-- Supplied records start --

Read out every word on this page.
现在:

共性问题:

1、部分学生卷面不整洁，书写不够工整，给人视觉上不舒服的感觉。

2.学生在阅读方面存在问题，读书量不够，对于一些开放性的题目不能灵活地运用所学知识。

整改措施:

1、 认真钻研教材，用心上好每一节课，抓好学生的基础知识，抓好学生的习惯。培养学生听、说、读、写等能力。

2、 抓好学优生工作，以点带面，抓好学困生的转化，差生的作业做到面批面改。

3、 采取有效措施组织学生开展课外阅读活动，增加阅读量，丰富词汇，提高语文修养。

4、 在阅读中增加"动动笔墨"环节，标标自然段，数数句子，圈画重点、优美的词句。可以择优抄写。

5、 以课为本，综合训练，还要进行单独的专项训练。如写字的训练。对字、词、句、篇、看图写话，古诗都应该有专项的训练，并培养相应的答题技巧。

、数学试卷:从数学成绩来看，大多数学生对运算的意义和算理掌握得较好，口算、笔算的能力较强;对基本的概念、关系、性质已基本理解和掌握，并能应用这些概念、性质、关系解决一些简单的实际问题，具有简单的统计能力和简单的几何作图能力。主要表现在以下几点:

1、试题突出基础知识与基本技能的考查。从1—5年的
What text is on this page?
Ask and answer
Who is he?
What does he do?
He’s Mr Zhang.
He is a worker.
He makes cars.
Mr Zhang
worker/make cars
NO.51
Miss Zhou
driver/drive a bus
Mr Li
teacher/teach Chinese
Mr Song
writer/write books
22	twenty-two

-- Supplied records end --

▶ **Your instructions**
Find every line that has "What" in it, then return those lines.

▶ **Solved exercise**
What text is on this page?
What does he do?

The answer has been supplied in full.